-- START --

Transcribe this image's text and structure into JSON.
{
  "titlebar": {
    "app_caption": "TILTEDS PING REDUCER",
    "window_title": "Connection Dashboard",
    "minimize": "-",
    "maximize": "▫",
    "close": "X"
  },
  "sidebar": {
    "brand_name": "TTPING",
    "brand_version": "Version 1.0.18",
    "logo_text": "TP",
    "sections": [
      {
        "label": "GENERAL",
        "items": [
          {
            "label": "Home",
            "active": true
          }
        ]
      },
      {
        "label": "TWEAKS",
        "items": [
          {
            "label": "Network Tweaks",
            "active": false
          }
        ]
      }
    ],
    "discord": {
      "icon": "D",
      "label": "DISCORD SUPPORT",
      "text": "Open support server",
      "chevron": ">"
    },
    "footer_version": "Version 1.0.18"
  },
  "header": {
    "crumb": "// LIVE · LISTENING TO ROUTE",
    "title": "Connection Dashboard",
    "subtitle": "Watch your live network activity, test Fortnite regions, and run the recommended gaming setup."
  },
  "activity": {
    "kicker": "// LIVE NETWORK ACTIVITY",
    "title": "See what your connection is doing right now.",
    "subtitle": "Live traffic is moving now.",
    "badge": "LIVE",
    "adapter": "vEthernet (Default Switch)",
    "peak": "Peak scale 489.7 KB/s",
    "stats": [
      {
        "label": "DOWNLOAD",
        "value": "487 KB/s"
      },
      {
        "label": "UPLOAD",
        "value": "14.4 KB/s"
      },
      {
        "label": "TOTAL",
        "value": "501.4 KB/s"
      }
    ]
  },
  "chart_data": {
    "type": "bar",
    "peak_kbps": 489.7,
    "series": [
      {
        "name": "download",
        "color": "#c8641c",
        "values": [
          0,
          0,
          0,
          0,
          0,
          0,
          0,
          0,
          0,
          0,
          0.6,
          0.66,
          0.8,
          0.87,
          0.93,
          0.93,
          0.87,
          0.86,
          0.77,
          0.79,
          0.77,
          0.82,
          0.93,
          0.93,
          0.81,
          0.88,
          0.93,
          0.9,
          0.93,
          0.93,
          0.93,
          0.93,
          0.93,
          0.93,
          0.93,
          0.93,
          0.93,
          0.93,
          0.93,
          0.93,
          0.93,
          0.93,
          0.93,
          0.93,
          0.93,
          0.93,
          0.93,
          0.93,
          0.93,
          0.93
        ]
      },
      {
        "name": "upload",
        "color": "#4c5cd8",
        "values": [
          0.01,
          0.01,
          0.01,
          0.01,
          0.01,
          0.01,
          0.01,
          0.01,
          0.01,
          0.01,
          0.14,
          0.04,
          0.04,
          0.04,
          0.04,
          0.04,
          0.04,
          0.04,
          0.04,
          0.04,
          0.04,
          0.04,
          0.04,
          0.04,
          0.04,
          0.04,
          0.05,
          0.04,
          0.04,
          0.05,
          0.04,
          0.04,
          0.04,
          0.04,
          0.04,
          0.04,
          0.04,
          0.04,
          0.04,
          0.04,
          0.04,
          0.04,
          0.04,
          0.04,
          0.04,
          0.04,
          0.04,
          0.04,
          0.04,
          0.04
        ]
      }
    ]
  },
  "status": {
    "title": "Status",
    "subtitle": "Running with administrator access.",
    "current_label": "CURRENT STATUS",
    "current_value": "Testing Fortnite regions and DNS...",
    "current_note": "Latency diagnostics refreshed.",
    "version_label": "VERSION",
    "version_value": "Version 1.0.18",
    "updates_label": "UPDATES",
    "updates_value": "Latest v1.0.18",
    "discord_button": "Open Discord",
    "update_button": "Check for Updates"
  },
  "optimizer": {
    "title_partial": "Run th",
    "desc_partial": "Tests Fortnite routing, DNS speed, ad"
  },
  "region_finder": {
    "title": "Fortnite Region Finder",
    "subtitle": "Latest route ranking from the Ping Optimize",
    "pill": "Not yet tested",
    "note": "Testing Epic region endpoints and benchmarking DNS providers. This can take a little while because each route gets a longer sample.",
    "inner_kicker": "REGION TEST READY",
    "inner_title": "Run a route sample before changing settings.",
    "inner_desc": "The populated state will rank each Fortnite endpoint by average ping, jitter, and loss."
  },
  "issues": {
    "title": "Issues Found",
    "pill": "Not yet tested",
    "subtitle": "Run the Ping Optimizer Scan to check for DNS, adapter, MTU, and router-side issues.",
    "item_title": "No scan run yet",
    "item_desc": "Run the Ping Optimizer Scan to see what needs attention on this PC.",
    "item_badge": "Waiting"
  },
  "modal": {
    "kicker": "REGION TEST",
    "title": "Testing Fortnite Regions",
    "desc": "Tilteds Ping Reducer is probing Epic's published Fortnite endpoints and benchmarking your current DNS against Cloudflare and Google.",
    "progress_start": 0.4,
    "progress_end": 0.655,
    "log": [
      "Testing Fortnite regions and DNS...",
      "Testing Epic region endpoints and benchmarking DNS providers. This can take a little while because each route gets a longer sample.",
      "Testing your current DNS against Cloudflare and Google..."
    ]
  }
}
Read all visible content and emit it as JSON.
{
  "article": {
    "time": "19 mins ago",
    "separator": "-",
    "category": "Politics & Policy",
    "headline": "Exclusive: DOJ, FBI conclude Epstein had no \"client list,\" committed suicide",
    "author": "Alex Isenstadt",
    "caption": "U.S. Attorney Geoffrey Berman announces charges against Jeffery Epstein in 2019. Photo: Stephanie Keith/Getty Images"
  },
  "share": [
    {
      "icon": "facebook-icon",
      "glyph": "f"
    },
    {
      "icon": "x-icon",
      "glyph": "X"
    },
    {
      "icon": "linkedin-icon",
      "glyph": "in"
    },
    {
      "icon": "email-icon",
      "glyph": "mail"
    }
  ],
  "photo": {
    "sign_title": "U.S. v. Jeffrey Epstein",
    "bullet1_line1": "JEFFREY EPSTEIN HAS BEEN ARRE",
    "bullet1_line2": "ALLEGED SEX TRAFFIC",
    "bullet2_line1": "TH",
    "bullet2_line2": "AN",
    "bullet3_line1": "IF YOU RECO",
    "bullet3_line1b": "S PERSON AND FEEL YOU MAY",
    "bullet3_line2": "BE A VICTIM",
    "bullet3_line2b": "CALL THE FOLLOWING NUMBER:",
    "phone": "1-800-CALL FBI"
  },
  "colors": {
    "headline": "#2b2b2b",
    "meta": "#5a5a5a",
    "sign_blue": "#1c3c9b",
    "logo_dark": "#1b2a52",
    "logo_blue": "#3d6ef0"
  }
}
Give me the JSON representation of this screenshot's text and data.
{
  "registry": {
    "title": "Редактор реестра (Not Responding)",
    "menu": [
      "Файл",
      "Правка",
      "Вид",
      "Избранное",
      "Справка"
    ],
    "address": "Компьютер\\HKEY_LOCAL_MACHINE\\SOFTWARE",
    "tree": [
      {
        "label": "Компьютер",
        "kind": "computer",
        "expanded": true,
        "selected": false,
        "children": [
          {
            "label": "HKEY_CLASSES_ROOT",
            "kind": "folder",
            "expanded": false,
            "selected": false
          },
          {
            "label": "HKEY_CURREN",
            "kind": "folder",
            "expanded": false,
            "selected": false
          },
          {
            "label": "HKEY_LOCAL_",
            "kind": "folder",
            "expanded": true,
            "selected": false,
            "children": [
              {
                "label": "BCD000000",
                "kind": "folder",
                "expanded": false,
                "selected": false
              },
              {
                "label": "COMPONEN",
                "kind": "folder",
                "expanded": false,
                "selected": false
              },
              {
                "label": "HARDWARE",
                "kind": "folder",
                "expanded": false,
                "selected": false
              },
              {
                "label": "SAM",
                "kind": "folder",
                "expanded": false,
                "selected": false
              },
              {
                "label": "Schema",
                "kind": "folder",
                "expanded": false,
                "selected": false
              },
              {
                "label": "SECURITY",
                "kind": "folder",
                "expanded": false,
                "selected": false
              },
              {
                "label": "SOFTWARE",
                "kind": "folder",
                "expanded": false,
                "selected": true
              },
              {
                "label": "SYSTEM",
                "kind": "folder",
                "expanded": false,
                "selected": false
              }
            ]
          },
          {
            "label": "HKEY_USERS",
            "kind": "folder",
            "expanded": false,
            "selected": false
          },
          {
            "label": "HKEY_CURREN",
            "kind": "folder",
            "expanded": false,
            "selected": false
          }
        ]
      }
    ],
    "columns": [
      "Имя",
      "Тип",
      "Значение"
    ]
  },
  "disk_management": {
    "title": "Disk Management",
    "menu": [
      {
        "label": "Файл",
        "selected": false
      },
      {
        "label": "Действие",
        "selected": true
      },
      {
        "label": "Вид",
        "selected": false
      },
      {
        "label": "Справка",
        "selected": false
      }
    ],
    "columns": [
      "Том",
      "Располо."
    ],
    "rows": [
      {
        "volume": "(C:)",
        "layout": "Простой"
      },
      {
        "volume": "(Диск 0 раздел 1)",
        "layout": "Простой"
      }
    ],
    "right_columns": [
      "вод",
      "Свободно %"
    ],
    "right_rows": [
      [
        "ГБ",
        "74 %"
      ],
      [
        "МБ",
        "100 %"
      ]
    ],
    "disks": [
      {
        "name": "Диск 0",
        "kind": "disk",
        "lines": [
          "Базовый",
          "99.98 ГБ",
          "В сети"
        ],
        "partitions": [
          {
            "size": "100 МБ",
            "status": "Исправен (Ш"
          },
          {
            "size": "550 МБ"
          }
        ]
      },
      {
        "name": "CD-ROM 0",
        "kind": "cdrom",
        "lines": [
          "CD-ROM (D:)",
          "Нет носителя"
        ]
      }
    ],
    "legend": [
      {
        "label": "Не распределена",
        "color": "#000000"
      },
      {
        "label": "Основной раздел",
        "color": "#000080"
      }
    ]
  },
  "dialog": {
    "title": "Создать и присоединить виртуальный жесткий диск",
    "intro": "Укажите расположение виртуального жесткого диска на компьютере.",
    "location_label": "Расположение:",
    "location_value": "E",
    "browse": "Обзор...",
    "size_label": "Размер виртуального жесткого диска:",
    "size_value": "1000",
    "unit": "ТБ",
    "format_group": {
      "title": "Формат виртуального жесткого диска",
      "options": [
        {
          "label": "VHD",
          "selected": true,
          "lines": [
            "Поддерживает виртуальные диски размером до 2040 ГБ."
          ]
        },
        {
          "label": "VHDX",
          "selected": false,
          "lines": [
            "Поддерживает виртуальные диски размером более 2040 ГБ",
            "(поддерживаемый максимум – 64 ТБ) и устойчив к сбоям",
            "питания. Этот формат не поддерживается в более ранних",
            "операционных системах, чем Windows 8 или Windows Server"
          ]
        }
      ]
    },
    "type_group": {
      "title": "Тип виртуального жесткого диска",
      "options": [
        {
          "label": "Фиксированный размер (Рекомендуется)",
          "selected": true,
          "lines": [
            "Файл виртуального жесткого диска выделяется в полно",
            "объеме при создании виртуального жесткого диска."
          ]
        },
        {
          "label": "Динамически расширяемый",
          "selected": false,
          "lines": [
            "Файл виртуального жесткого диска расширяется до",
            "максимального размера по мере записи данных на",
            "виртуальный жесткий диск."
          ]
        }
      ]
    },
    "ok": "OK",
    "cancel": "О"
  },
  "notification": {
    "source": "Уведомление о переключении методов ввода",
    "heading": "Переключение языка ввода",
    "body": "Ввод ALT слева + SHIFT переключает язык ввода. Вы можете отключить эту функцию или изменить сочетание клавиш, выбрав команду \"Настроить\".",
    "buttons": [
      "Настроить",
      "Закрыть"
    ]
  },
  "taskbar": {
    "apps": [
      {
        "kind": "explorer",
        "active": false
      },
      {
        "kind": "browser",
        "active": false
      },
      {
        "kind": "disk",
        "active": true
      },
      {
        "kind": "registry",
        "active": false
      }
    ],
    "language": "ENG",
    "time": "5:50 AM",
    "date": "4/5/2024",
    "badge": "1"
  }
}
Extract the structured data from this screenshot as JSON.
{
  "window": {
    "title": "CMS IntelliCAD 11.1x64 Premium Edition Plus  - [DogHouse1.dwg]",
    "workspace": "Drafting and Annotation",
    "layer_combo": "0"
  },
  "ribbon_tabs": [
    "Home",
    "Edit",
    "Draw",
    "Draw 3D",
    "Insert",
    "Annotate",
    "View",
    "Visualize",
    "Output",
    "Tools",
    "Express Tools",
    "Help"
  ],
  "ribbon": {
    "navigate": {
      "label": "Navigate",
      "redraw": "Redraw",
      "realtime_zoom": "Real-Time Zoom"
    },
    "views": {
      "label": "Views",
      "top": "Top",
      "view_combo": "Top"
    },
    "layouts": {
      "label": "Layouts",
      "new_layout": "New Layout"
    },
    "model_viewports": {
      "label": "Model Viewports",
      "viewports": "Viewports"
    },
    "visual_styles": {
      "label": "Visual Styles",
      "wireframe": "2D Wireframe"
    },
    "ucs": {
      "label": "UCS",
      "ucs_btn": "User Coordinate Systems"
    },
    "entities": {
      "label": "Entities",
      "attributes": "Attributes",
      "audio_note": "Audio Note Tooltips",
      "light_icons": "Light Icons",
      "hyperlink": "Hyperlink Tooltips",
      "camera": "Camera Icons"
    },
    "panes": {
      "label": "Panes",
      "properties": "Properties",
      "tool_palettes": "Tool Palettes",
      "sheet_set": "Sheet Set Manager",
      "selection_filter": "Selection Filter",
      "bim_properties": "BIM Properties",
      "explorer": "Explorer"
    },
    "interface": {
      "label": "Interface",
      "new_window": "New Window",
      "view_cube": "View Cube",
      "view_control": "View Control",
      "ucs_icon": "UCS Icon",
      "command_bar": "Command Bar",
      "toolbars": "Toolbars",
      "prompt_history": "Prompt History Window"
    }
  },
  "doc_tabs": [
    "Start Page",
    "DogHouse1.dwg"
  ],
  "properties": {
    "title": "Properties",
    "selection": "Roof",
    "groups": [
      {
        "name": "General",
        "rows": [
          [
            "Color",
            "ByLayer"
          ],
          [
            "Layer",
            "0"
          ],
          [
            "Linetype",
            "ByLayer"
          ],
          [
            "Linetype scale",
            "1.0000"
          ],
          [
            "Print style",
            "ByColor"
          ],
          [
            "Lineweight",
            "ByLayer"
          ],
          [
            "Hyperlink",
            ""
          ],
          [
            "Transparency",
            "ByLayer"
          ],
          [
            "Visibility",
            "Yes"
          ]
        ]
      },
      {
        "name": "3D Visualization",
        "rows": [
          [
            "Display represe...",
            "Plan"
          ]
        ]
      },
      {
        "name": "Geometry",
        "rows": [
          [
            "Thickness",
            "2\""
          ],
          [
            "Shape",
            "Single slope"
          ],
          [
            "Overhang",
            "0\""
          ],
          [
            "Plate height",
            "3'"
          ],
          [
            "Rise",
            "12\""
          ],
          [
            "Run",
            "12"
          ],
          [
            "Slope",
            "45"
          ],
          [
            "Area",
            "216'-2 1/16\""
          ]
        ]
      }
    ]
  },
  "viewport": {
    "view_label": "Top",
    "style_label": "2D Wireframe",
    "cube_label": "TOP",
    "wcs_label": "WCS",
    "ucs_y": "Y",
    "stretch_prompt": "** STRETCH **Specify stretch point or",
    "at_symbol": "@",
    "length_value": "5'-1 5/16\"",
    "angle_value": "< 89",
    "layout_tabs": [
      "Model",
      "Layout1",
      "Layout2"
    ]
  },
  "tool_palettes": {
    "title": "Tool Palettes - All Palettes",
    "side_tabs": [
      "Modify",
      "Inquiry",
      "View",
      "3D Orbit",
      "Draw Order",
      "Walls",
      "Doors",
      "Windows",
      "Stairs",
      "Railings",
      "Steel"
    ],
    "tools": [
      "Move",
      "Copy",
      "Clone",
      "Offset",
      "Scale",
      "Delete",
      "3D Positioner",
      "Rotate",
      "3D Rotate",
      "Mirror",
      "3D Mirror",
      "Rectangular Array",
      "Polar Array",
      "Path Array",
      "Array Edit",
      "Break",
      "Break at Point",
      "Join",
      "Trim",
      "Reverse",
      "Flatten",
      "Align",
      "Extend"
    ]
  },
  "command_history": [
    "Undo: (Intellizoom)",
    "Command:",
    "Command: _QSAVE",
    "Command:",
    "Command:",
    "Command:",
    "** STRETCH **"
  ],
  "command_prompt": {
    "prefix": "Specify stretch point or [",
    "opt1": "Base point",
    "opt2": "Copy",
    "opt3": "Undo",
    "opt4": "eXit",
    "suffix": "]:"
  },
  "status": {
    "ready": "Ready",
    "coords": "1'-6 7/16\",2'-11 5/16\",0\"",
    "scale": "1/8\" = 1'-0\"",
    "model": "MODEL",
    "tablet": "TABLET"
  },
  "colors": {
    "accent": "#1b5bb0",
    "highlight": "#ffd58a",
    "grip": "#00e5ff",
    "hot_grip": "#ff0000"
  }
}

-- END --

▸ **SET EXERCISE**
Copy and report every line where the word "screenshot" is present.

▸ **EXERCISE SOLUTION**
Give me the JSON representation of this screenshot's text and data.
Extract the structured data from this screenshot as JSON.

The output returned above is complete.